** Rows from a dataset **
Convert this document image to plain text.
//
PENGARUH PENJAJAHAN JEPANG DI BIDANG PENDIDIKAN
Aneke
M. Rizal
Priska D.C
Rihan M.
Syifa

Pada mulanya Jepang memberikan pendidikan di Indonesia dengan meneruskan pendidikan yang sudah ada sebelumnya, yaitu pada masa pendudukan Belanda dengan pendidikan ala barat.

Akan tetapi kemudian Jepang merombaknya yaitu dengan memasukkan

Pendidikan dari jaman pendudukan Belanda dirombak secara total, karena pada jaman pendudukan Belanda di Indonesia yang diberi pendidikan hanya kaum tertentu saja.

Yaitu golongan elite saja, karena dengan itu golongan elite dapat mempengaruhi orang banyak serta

** What is being asked **
Your task is to reproduce the whole listing exactly.

** Complete response **
Convert this document image to plain text.
//
PENGARUH PENJAJAHAN JEPANG DI BIDANG PENDIDIKAN
Aneke
M. Rizal
Priska D.C
Rihan M.
Syifa

Pada mulanya Jepang memberikan pendidikan di Indonesia dengan meneruskan pendidikan yang sudah ada sebelumnya, yaitu pada masa pendudukan Belanda dengan pendidikan ala barat.

Akan tetapi kemudian Jepang merombaknya yaitu dengan memasukkan

Pendidikan dari jaman pendudukan Belanda dirombak secara total, karena pada jaman pendudukan Belanda di Indonesia yang diberi pendidikan hanya kaum tertentu saja.

Yaitu golongan elite saja, karena dengan itu golongan elite dapat mempengaruhi orang banyak serta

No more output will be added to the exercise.